| REQUIREMENT |
Can you rename "legend-marker" to "legend-symbol" in the material's lines between the line holding "Extract all elements" and the line holding "162, 200, 175]", inclusive, and return only those lines, otherwise unchanged and without the picture?

| GIVEN ENTRIES |
# # # # # # #

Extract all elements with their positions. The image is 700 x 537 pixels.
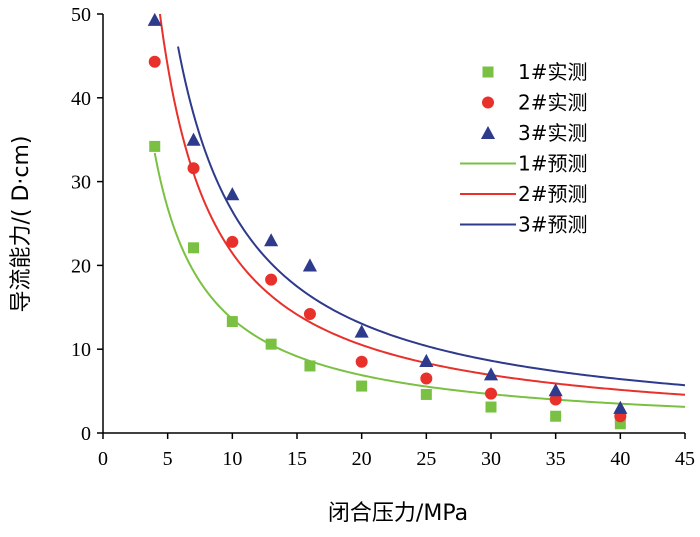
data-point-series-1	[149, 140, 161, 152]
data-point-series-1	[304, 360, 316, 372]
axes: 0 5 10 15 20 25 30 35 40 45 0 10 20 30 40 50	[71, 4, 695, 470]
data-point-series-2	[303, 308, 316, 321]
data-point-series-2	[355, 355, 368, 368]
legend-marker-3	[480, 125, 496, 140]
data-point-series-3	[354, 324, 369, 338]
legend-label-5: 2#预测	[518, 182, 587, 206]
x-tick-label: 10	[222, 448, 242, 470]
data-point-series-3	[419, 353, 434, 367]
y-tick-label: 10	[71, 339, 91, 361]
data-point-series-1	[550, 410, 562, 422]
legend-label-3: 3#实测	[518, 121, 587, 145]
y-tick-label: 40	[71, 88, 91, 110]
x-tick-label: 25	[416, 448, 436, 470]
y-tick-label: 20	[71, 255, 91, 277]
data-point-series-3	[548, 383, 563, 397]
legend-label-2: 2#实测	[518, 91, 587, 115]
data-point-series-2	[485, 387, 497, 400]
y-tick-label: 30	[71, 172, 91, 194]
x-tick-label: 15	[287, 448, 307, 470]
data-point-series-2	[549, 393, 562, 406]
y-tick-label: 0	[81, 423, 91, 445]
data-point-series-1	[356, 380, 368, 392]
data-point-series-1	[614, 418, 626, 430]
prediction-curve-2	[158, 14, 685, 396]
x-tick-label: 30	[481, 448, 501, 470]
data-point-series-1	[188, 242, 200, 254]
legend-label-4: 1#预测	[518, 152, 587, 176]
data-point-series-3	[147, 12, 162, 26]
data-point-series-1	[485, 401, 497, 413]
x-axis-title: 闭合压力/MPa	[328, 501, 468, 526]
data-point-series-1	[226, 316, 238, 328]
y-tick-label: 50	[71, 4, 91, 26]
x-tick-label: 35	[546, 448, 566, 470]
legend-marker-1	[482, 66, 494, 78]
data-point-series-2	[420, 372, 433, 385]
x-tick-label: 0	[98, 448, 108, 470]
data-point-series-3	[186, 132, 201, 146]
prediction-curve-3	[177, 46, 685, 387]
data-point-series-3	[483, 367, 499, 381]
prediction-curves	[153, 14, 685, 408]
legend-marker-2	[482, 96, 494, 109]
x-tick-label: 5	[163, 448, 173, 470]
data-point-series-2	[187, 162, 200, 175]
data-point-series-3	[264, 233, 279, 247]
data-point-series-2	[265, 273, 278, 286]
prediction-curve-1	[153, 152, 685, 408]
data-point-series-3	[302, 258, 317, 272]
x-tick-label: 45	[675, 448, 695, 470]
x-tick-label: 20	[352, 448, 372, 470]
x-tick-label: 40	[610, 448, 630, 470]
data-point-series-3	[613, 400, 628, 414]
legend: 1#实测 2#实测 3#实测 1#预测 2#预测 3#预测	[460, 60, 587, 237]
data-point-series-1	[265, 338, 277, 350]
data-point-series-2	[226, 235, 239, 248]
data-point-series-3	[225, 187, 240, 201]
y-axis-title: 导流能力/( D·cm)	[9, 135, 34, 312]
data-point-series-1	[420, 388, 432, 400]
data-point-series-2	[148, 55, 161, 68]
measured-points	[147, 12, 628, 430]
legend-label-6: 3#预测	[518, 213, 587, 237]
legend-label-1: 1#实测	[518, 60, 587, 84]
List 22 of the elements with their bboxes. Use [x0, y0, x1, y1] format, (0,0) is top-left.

# # # # # # #

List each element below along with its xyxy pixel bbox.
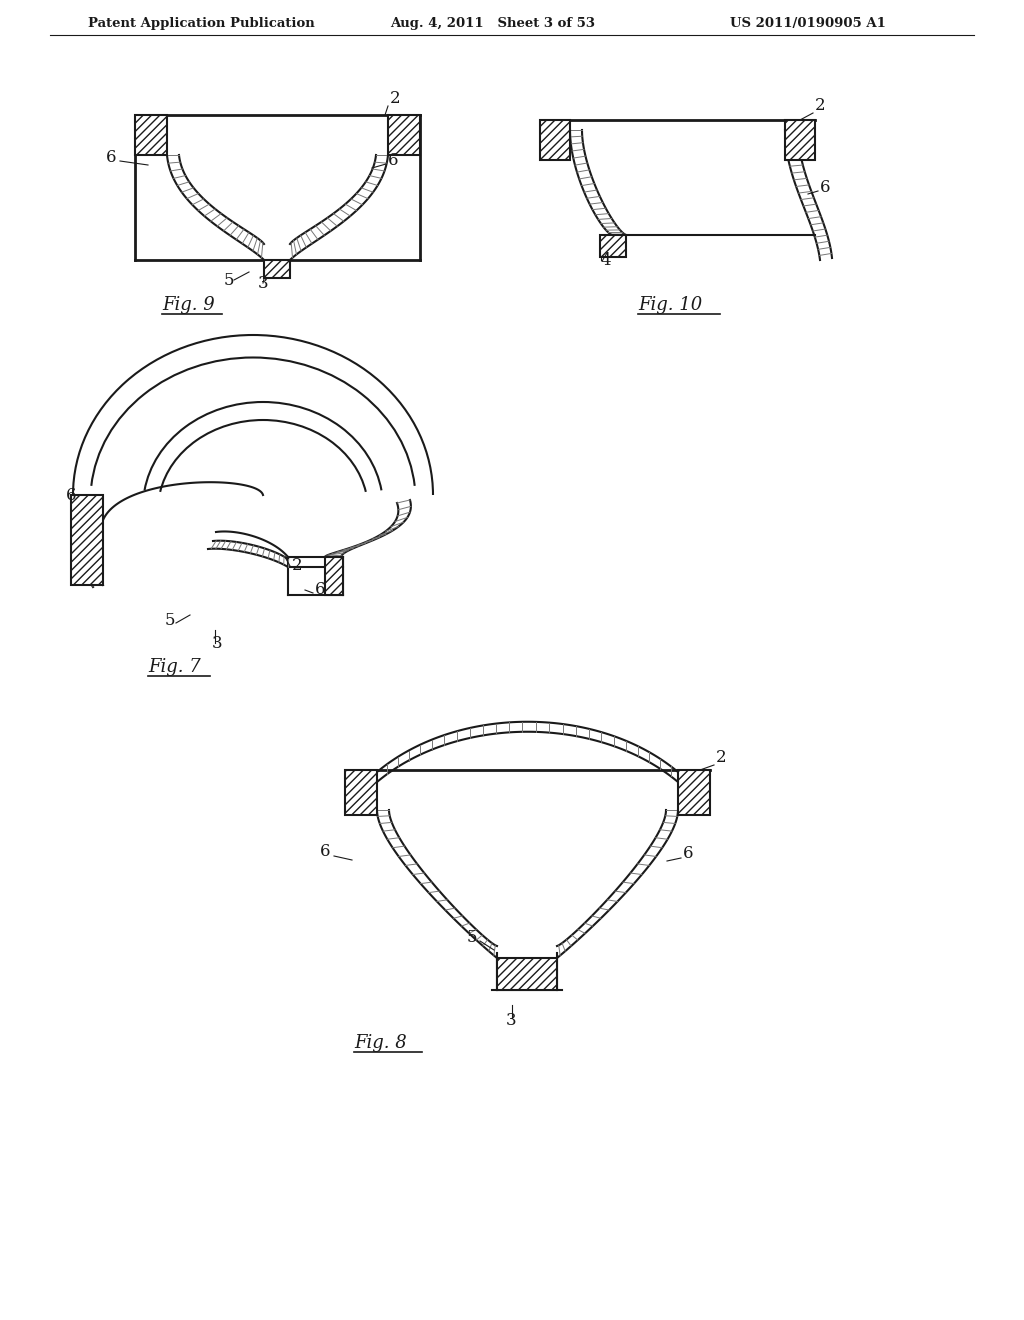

# # # # # # #

| THE ANSWER |
Extract all elements with their positions. The image is 700 x 537 pixels.
data-point-series-1	[149, 140, 161, 152]
data-point-series-1	[304, 360, 316, 372]
axes: 0 5 10 15 20 25 30 35 40 45 0 10 20 30 40 50	[71, 4, 695, 470]
data-point-series-2	[303, 308, 316, 321]
data-point-series-2	[355, 355, 368, 368]
legend-symbol-3	[480, 125, 496, 140]
data-point-series-3	[354, 324, 369, 338]
legend-label-5: 2#预测	[518, 182, 587, 206]
x-tick-label: 10	[222, 448, 242, 470]
data-point-series-3	[419, 353, 434, 367]
y-tick-label: 10	[71, 339, 91, 361]
data-point-series-1	[550, 410, 562, 422]
legend-label-3: 3#实测	[518, 121, 587, 145]
y-tick-label: 40	[71, 88, 91, 110]
x-tick-label: 25	[416, 448, 436, 470]
y-tick-label: 20	[71, 255, 91, 277]
data-point-series-3	[548, 383, 563, 397]
legend-label-2: 2#实测	[518, 91, 587, 115]
data-point-series-2	[485, 387, 497, 400]
y-tick-label: 30	[71, 172, 91, 194]
x-tick-label: 15	[287, 448, 307, 470]
data-point-series-2	[549, 393, 562, 406]
y-tick-label: 0	[81, 423, 91, 445]
data-point-series-1	[356, 380, 368, 392]
data-point-series-1	[614, 418, 626, 430]
prediction-curve-2	[158, 14, 685, 396]
x-tick-label: 30	[481, 448, 501, 470]
data-point-series-1	[188, 242, 200, 254]
legend-label-4: 1#预测	[518, 152, 587, 176]
data-point-series-3	[147, 12, 162, 26]
data-point-series-1	[485, 401, 497, 413]
x-axis-title: 闭合压力/MPa	[328, 501, 468, 526]
data-point-series-1	[226, 316, 238, 328]
y-tick-label: 50	[71, 4, 91, 26]
x-tick-label: 35	[546, 448, 566, 470]
legend-symbol-1	[482, 66, 494, 78]
data-point-series-2	[420, 372, 433, 385]
x-tick-label: 0	[98, 448, 108, 470]
data-point-series-3	[186, 132, 201, 146]
prediction-curve-3	[177, 46, 685, 387]
data-point-series-3	[483, 367, 499, 381]
prediction-curves	[153, 14, 685, 408]
legend-symbol-2	[482, 96, 494, 109]
x-tick-label: 5	[163, 448, 173, 470]
data-point-series-2	[187, 162, 200, 175]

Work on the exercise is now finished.